* begin *

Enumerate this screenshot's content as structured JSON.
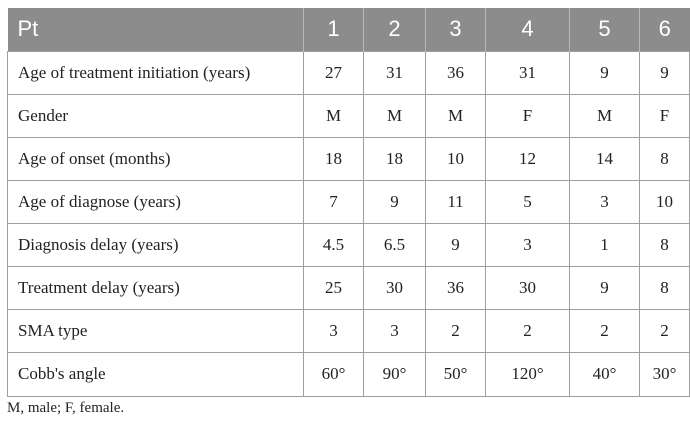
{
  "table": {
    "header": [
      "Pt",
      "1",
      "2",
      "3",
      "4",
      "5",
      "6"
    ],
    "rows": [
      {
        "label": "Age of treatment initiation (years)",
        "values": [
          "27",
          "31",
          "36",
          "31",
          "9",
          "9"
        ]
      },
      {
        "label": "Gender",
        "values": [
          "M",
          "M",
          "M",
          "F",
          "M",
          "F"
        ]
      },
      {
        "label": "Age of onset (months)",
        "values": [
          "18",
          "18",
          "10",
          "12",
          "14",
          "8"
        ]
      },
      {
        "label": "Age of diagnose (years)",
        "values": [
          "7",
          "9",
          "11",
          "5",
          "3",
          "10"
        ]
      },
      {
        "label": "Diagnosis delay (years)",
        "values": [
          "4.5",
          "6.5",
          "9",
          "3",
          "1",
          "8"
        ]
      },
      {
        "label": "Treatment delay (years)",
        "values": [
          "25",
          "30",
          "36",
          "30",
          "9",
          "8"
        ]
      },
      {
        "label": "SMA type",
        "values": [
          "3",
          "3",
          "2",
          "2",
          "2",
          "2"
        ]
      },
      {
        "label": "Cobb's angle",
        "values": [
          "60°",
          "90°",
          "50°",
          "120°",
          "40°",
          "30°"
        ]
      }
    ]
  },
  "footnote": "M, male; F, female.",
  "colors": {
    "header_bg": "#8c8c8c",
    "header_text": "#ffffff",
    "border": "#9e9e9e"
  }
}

* end *

Find every line in the records that contains the word "years"; copy those lines.

        "label": "Age of treatment initiation (years)",
        "label": "Age of diagnose (years)",
        "label": "Diagnosis delay (years)",
        "label": "Treatment delay (years)",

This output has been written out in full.